_Task to carry out_. Select each line in the records below that contains the word "Rémunération", matching case exactly, and copy those lines.

□ □ □ □ □ □ □

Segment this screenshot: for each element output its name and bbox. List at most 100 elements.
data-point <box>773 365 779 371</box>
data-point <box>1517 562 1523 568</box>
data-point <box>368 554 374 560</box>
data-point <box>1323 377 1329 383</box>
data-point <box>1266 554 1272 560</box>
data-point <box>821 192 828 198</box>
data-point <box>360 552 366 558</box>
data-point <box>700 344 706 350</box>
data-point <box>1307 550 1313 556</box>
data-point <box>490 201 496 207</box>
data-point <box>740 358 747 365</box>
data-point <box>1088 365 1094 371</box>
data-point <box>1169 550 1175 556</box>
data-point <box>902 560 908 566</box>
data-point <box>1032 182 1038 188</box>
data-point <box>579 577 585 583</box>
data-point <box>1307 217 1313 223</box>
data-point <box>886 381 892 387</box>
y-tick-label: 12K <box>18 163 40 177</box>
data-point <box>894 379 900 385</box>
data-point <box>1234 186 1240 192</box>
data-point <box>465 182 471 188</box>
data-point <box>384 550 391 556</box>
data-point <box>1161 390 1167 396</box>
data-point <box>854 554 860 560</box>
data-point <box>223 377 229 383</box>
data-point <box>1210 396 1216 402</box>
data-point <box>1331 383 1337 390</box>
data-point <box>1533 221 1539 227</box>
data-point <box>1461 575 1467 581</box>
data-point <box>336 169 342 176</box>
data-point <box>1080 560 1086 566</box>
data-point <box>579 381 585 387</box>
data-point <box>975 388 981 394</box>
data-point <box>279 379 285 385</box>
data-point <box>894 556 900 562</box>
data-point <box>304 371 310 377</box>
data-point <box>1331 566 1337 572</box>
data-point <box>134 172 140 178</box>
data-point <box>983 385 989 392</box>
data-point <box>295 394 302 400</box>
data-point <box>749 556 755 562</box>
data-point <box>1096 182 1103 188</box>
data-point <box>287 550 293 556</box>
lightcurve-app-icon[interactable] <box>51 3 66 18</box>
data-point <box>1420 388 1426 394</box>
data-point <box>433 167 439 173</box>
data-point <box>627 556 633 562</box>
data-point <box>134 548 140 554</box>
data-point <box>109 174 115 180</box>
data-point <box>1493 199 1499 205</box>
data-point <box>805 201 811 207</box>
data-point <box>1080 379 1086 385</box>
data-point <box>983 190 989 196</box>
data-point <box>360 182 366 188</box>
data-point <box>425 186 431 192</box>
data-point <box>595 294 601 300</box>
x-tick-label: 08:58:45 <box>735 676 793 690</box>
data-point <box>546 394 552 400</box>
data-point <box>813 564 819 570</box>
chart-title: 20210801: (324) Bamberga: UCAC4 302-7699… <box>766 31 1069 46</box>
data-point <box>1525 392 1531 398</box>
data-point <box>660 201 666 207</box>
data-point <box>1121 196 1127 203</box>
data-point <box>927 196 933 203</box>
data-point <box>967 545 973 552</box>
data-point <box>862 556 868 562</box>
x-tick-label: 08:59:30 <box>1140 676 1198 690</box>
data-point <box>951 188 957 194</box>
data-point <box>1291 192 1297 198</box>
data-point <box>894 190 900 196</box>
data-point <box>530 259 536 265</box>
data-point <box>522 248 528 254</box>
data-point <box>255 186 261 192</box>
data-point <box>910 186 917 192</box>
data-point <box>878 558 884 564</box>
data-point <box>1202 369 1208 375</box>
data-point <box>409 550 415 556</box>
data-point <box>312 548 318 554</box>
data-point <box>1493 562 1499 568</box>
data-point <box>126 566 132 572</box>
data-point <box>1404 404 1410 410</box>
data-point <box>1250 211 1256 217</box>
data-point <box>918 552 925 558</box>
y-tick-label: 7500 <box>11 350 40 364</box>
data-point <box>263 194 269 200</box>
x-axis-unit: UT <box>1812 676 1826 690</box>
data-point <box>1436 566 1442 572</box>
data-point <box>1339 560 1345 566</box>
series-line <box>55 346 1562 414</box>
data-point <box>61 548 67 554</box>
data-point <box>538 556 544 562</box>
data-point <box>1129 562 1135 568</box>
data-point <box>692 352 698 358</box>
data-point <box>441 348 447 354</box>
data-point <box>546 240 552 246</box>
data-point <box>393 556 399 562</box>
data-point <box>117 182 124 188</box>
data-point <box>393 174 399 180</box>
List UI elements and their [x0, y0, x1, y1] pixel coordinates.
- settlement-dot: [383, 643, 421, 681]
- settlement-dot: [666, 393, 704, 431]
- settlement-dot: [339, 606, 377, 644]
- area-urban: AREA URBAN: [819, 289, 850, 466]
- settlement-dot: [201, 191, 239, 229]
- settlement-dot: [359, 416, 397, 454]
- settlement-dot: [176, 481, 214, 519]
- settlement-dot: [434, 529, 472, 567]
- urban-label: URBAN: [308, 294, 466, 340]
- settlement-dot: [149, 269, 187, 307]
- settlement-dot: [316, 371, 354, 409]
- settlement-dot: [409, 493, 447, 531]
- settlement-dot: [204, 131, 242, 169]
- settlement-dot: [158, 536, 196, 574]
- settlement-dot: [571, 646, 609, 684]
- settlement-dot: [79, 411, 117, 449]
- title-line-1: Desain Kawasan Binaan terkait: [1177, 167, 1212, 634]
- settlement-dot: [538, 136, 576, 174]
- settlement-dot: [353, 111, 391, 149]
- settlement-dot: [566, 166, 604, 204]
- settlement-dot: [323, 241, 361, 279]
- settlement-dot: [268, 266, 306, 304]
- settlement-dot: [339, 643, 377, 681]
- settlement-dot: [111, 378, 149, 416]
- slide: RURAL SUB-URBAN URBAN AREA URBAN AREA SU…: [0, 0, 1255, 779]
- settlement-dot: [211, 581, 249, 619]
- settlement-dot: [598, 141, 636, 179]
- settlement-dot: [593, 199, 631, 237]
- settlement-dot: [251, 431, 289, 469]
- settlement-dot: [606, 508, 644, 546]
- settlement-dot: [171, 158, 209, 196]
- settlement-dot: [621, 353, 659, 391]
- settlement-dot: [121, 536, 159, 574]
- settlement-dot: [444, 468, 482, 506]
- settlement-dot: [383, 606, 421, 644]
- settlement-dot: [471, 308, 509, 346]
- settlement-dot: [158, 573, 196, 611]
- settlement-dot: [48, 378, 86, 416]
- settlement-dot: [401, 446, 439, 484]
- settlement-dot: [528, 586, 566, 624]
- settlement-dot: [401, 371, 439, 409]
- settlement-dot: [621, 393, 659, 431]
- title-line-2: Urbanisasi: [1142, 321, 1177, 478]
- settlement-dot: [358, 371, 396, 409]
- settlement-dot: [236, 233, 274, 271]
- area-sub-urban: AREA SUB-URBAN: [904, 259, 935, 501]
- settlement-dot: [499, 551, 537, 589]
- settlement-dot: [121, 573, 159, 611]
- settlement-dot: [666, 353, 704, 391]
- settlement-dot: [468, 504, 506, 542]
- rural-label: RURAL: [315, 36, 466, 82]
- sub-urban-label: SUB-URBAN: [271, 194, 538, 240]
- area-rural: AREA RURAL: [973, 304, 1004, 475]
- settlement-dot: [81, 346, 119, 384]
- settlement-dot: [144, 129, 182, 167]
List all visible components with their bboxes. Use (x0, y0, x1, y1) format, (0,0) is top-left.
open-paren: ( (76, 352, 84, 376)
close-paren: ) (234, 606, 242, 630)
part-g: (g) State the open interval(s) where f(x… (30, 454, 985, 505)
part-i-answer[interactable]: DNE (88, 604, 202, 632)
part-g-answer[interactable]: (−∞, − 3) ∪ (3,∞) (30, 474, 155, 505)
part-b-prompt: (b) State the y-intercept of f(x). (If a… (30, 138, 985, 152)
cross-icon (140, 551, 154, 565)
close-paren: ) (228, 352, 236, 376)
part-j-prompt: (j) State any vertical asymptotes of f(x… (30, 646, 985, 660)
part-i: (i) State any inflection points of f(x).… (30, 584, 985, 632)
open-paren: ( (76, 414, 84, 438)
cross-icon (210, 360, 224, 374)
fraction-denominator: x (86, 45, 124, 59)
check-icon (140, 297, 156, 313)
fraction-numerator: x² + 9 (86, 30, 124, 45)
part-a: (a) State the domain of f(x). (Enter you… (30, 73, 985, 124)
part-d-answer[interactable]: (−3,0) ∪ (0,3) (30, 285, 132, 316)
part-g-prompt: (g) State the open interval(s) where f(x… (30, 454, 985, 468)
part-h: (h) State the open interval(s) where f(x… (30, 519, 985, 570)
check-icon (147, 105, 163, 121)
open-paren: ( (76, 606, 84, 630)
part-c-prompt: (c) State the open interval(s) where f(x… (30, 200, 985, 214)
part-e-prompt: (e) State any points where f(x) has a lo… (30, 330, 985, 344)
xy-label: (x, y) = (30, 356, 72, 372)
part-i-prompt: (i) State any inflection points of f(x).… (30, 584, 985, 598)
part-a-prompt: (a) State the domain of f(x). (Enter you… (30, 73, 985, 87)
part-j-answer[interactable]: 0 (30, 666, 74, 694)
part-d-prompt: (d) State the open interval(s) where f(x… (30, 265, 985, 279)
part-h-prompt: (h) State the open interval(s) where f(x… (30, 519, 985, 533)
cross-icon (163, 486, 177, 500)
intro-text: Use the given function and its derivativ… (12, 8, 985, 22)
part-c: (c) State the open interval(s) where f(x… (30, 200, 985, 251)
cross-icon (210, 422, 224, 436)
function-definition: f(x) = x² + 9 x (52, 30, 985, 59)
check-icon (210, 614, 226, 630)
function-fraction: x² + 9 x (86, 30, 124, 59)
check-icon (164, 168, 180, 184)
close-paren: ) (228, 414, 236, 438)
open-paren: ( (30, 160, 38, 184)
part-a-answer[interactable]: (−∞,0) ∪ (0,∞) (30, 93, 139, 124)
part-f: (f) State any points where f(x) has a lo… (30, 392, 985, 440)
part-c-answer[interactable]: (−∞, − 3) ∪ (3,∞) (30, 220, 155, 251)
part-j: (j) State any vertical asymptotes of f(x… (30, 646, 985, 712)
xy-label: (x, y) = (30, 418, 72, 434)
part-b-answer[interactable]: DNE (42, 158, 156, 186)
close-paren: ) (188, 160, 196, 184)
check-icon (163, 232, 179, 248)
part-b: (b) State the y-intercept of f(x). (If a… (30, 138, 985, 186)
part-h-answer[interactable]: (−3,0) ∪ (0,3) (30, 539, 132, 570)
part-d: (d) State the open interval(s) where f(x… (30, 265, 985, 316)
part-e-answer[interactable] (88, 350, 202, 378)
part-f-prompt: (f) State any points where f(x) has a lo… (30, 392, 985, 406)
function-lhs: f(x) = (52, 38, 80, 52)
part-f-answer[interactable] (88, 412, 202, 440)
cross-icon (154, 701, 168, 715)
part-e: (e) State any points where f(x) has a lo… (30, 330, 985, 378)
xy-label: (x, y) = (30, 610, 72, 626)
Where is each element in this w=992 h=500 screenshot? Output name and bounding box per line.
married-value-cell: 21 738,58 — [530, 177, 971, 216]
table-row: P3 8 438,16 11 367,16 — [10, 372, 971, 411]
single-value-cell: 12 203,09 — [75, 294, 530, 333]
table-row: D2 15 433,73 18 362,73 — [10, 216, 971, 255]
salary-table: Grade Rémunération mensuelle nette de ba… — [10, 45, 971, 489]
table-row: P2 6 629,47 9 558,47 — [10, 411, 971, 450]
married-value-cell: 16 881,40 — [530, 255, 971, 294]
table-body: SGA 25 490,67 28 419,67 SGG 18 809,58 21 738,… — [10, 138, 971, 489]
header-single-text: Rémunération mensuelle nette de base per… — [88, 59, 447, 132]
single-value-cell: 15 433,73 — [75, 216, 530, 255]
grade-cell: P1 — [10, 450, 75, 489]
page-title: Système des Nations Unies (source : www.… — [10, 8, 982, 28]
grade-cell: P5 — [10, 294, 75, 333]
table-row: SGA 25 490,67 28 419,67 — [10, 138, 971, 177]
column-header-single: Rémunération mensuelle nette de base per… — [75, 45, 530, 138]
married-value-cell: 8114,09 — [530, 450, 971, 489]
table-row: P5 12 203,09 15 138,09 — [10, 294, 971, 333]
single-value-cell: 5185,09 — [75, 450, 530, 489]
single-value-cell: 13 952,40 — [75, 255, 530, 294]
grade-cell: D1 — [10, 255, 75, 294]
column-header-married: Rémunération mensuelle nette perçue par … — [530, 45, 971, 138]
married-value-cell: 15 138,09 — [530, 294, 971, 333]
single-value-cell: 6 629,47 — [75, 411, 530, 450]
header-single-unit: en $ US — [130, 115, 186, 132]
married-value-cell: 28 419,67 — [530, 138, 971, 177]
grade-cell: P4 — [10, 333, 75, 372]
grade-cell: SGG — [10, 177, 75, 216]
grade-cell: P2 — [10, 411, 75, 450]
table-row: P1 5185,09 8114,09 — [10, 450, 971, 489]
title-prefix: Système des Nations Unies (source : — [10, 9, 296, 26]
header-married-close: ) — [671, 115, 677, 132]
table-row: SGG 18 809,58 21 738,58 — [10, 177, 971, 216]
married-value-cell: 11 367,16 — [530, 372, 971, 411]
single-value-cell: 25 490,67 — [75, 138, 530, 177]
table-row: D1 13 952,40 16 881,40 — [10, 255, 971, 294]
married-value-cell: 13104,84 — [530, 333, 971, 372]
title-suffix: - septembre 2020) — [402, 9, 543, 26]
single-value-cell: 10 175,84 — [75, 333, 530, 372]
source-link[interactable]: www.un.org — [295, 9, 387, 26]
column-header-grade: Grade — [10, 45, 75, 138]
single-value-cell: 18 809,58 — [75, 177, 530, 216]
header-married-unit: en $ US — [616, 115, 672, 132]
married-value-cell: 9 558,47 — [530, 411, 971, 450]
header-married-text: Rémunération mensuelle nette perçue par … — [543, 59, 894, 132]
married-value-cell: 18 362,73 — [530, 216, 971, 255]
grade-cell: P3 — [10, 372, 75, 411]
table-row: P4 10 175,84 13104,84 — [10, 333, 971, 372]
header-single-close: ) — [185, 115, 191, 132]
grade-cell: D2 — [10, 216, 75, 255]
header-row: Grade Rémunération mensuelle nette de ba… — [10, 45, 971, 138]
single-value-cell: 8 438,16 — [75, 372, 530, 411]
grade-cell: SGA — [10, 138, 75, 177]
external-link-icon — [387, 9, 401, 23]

□ □ □ □ □ □ □

_Written solution_.
salary-table: Grade Rémunération mensuelle nette de ba… — [10, 45, 971, 489]
header-single-text: Rémunération mensuelle nette de base per… — [88, 59, 447, 132]
column-header-single: Rémunération mensuelle nette de base per… — [75, 45, 530, 138]
column-header-married: Rémunération mensuelle nette perçue par … — [530, 45, 971, 138]
header-married-text: Rémunération mensuelle nette perçue par … — [543, 59, 894, 132]
header-row: Grade Rémunération mensuelle nette de ba… — [10, 45, 971, 138]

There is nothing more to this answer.